**THE EXERCISE**
Wherever "Podlaží" appears in a line, copy that line.

**AVAILABLE DATA**
────

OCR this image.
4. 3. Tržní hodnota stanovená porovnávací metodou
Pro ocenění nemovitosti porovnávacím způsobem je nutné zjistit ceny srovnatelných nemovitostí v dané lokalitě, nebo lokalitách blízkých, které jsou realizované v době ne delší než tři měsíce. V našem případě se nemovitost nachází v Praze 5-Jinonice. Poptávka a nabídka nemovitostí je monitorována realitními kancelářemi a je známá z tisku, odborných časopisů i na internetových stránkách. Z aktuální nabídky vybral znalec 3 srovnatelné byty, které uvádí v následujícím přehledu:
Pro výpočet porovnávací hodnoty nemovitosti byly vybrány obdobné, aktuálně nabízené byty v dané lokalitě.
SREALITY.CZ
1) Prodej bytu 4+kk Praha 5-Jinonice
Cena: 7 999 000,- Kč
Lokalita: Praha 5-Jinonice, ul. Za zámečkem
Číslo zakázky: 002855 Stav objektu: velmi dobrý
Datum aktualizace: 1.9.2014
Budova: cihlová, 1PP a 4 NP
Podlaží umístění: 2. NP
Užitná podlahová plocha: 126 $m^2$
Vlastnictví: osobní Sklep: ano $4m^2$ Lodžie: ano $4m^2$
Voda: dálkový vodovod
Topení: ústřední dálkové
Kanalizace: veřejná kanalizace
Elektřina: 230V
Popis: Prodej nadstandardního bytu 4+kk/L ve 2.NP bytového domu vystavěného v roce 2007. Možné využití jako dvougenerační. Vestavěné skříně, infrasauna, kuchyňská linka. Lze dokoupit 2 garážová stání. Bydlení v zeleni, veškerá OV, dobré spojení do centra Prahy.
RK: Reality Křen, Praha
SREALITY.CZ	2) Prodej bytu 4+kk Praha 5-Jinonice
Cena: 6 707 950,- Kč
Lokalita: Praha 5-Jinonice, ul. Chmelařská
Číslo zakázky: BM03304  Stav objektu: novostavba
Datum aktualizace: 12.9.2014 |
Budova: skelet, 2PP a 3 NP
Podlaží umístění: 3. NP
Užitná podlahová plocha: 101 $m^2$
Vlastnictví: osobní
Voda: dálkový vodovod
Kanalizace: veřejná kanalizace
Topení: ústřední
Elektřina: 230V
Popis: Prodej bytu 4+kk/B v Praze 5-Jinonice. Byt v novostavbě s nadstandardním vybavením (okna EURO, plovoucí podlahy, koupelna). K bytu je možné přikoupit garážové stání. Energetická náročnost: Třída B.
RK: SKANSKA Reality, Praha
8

────

**ANSWER TO THE EXERCISE**
Podlaží umístění: 2. NP
Podlaží umístění: 3. NP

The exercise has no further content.